### Tugas Latihan 1
Tanggal, bulan, atau tahun apa saja yang disebut dalam kutipan halaman tentang RUU Pertembakauan? Sebutkan semuanya sesuai urutan kemunculannya.

### Kutipan Halaman
---
|
KOMPAS,
20 Juni 2013
Menjelang Hari
Tanpa Tembakau Sedunia, 31 Mei lalu, serombongan mahasiswa berdemonstrasi
di Gedung DPR/MPR dengan spanduk bertuliskan ”RUU Pertembakauan Pesanan Asing”.
Waktu itu saya berpikiran bahwa tuduhan
mahasiswa itu agak terlalu jauh. Masalahnya dimulai dengan masuknya RUU
Pertembakauan yang serba mencurigakan seperti yang diungkap sebuah mingguan.
RUU tersebut masuk ke Badan Legislasi (Baleg) DPR pada akhir 2012 dan segera
ditanggapi oleh Baleg masuk ke dalam prioritas yang akan dibahas pada 2013 ini
juga. Padahal, RUU tentang Tembakau yang diusulkan oleh kelompok Pengendalian
Tembakau beberapa tahun sebelumnya dan didukung lebih dari 240 anggota
diendapkan.
RUU Pertembakauan yang diusulkan kelompok
produsen rokok belakangan justru disambut dan langsung masuk prioritas. Meski
mendapat reaksi dalam sidang pleno DPR dan diberi ”bintang”, yang artinya
ditunda pembahasannya, sekarang RUU itu terus berjalan dan malah sudah
dilakukan kunjungan kerja. Prosedur ini, menurut Sumarjati Arjoso, anggota DPR
dari Gerindra, menyimpang.
---
### Tugas Latihan 2
Ganti "table-row" dengan "baris-tabel" pada catatan, mulai dari baris yang memuat "table-row: 别名 川，蜀，天府之国" sampai baris yang memuat "field-label: 别名 <box>10 164 107 194</box>". Tuliskan kembali hanya baris-baris tersebut dan biarkan bagian lainnya tetap sama.
---
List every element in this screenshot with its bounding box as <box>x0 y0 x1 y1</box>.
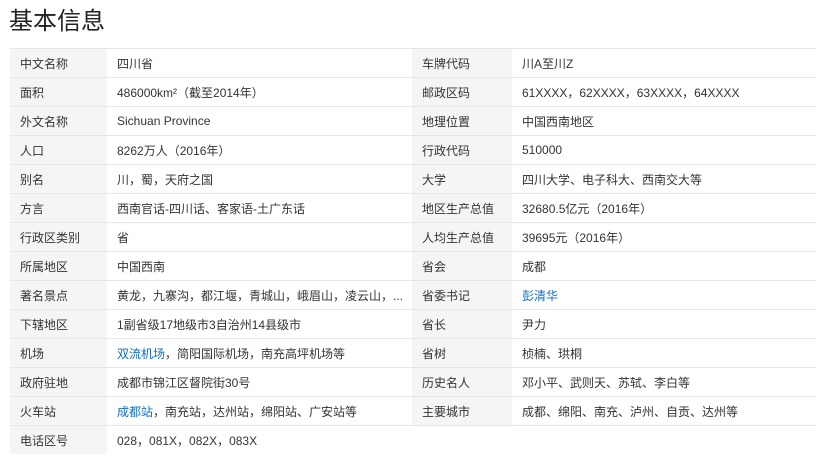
table-row: 别名 川，蜀，天府之国 大学 四川大学、电子科大、西南交大等 <box>10 164 816 194</box>
table-row: 所属地区 中国西南 省会 成都 <box>10 251 816 281</box>
table-row: 下辖地区 1副省级17地级市3自治州14县级市 省长 尹力 <box>10 309 816 339</box>
field-label: 下辖地区 <box>10 309 107 339</box>
info-table: 中文名称 四川省 车牌代码 川A至川Z 面积 486000km²（截至2014年… <box>10 48 816 454</box>
field-label: 行政区类别 <box>10 222 107 252</box>
field-label: 所属地区 <box>10 251 107 281</box>
field-value: 省 <box>107 222 412 252</box>
table-row: 行政区类别 省 人均生产总值 39695元（2016年） <box>10 222 816 252</box>
field-value: 028，081X，082X，083X <box>107 425 412 454</box>
empty-cell <box>512 425 816 454</box>
party-secretary-link[interactable]: 彭清华 <box>522 289 558 303</box>
field-value: 彭清华 <box>512 280 816 310</box>
field-label: 别名 <box>10 164 107 194</box>
field-value: 8262万人（2016年） <box>107 135 412 165</box>
field-value: 510000 <box>512 135 816 165</box>
field-label: 省委书记 <box>412 280 512 310</box>
empty-cell <box>412 425 512 454</box>
field-label: 方言 <box>10 193 107 223</box>
field-value: 川，蜀，天府之国 <box>107 164 412 194</box>
field-value: 成都站，南充站，达州站，绵阳站、广安站等 <box>107 396 412 426</box>
table-row: 面积 486000km²（截至2014年） 邮政区码 61XXXX，62XXXX… <box>10 77 816 107</box>
field-value: 成都、绵阳、南充、泸州、自贡、达州等 <box>512 396 816 426</box>
field-label: 省长 <box>412 309 512 339</box>
field-label: 大学 <box>412 164 512 194</box>
field-value: 61XXXX，62XXXX，63XXXX，64XXXX <box>512 77 816 107</box>
field-value-text: ，南充站，达州站，绵阳站、广安站等 <box>153 404 358 419</box>
field-value: 32680.5亿元（2016年） <box>512 193 816 223</box>
field-label: 地区生产总值 <box>412 193 512 223</box>
field-label: 主要城市 <box>412 396 512 426</box>
table-row: 人口 8262万人（2016年） 行政代码 510000 <box>10 135 816 165</box>
table-row: 电话区号 028，081X，082X，083X <box>10 425 816 454</box>
field-label: 中文名称 <box>10 48 107 78</box>
field-value: 四川大学、电子科大、西南交大等 <box>512 164 816 194</box>
page-title: 基本信息 <box>9 8 105 35</box>
field-value: 成都市锦江区督院街30号 <box>107 367 412 397</box>
field-value: 川A至川Z <box>512 48 816 78</box>
field-value: 黄龙，九寨沟，都江堰，青城山，峨眉山，凌云山，... <box>107 280 412 310</box>
field-label: 省树 <box>412 338 512 368</box>
field-label: 著名景点 <box>10 280 107 310</box>
field-label: 外文名称 <box>10 106 107 136</box>
field-value: 桢楠、珙桐 <box>512 338 816 368</box>
chengdu-station-link[interactable]: 成都站 <box>117 405 153 419</box>
shuangliu-airport-link[interactable]: 双流机场 <box>117 347 165 361</box>
field-value: 中国西南 <box>107 251 412 281</box>
field-value: 双流机场，简阳国际机场，南充高坪机场等 <box>107 338 412 368</box>
field-label: 政府驻地 <box>10 367 107 397</box>
table-row: 政府驻地 成都市锦江区督院街30号 历史名人 邓小平、武则天、苏轼、李白等 <box>10 367 816 397</box>
field-label: 历史名人 <box>412 367 512 397</box>
field-label: 电话区号 <box>10 425 107 454</box>
field-label: 火车站 <box>10 396 107 426</box>
field-label: 行政代码 <box>412 135 512 165</box>
field-value: 中国西南地区 <box>512 106 816 136</box>
field-label: 面积 <box>10 77 107 107</box>
field-value: 1副省级17地级市3自治州14县级市 <box>107 309 412 339</box>
field-label: 人口 <box>10 135 107 165</box>
field-value: 西南官话-四川话、客家语-土广东话 <box>107 193 412 223</box>
field-value: Sichuan Province <box>107 106 412 136</box>
field-value-text: ，简阳国际机场，南充高坪机场等 <box>165 346 346 361</box>
field-value: 成都 <box>512 251 816 281</box>
field-label: 车牌代码 <box>412 48 512 78</box>
field-value: 尹力 <box>512 309 816 339</box>
field-label: 邮政区码 <box>412 77 512 107</box>
field-value: 486000km²（截至2014年） <box>107 77 412 107</box>
field-label: 地理位置 <box>412 106 512 136</box>
table-row: 著名景点 黄龙，九寨沟，都江堰，青城山，峨眉山，凌云山，... 省委书记 彭清华 <box>10 280 816 310</box>
table-row: 火车站 成都站，南充站，达州站，绵阳站、广安站等 主要城市 成都、绵阳、南充、泸… <box>10 396 816 426</box>
table-row: 外文名称 Sichuan Province 地理位置 中国西南地区 <box>10 106 816 136</box>
table-row: 方言 西南官话-四川话、客家语-土广东话 地区生产总值 32680.5亿元（20… <box>10 193 816 223</box>
field-value: 四川省 <box>107 48 412 78</box>
field-label: 机场 <box>10 338 107 368</box>
table-row: 机场 双流机场，简阳国际机场，南充高坪机场等 省树 桢楠、珙桐 <box>10 338 816 368</box>
field-label: 人均生产总值 <box>412 222 512 252</box>
field-label: 省会 <box>412 251 512 281</box>
field-value: 39695元（2016年） <box>512 222 816 252</box>
table-row: 中文名称 四川省 车牌代码 川A至川Z <box>10 48 816 78</box>
field-value: 邓小平、武则天、苏轼、李白等 <box>512 367 816 397</box>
---
### Keluaran 1
20 Juni 2013; 31 Mei; akhir 2012; 2013

### Keluaran 2
baris-tabel: 别名 川，蜀，天府之国 大学 四川大学、电子科大、西南交大等 <box>10 164 816 194</box>
baris-tabel: 所属地区 中国西南 省会 成都 <box>10 251 816 281</box>
baris-tabel: 下辖地区 1副省级17地级市3自治州14县级市 省长 尹力 <box>10 309 816 339</box>
field-label: 下辖地区 <box>10 309 107 339</box>
info-table: 中文名称 四川省 车牌代码 川A至川Z 面积 486000km²（截至2014年… <box>10 48 816 454</box>
field-label: 行政区类别 <box>10 222 107 252</box>
field-label: 所属地区 <box>10 251 107 281</box>
field-value: 省 <box>107 222 412 252</box>
baris-tabel: 行政区类别 省 人均生产总值 39695元（2016年） <box>10 222 816 252</box>
field-value: 028，081X，082X，083X <box>107 425 412 454</box>
empty-cell <box>512 425 816 454</box>
party-secretary-link[interactable]: 彭清华 <box>522 289 558 303</box>
field-value: 彭清华 <box>512 280 816 310</box>
field-label: 别名 <box>10 164 107 194</box>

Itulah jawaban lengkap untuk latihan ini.